>> Begin RECORDS FOR THE TASK
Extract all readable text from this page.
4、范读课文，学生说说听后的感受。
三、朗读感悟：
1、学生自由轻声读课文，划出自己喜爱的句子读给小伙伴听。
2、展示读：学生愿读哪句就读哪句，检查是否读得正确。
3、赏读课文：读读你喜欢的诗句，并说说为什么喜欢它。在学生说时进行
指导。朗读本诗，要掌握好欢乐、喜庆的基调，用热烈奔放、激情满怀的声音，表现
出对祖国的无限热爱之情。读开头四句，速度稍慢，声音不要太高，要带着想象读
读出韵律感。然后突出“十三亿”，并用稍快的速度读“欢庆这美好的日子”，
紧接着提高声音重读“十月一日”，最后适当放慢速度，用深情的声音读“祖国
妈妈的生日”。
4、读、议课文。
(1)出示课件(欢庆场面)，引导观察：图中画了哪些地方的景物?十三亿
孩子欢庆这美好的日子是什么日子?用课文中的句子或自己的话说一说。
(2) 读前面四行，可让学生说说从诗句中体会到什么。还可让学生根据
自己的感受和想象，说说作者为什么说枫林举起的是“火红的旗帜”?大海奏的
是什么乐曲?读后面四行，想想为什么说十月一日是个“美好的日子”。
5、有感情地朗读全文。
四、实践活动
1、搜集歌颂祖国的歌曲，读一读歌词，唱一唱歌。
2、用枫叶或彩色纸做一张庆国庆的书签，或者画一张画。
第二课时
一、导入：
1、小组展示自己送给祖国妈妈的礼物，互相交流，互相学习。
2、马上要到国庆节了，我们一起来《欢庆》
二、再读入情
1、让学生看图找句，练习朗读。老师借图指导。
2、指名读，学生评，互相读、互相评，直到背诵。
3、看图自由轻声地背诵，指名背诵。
>> End RECORDS FOR THE TASK
WORK INSTRUCTIONS: Write every entry out again exactly.

OUTPUT:
Extract all readable text from this page.
4、范读课文，学生说说听后的感受。
三、朗读感悟：
1、学生自由轻声读课文，划出自己喜爱的句子读给小伙伴听。
2、展示读：学生愿读哪句就读哪句，检查是否读得正确。
3、赏读课文：读读你喜欢的诗句，并说说为什么喜欢它。在学生说时进行
指导。朗读本诗，要掌握好欢乐、喜庆的基调，用热烈奔放、激情满怀的声音，表现
出对祖国的无限热爱之情。读开头四句，速度稍慢，声音不要太高，要带着想象读
读出韵律感。然后突出“十三亿”，并用稍快的速度读“欢庆这美好的日子”，
紧接着提高声音重读“十月一日”，最后适当放慢速度，用深情的声音读“祖国
妈妈的生日”。
4、读、议课文。
(1)出示课件(欢庆场面)，引导观察：图中画了哪些地方的景物?十三亿
孩子欢庆这美好的日子是什么日子?用课文中的句子或自己的话说一说。
(2) 读前面四行，可让学生说说从诗句中体会到什么。还可让学生根据
自己的感受和想象，说说作者为什么说枫林举起的是“火红的旗帜”?大海奏的
是什么乐曲?读后面四行，想想为什么说十月一日是个“美好的日子”。
5、有感情地朗读全文。
四、实践活动
1、搜集歌颂祖国的歌曲，读一读歌词，唱一唱歌。
2、用枫叶或彩色纸做一张庆国庆的书签，或者画一张画。
第二课时
一、导入：
1、小组展示自己送给祖国妈妈的礼物，互相交流，互相学习。
2、马上要到国庆节了，我们一起来《欢庆》
二、再读入情
1、让学生看图找句，练习朗读。老师借图指导。
2、指名读，学生评，互相读、互相评，直到背诵。
3、看图自由轻声地背诵，指名背诵。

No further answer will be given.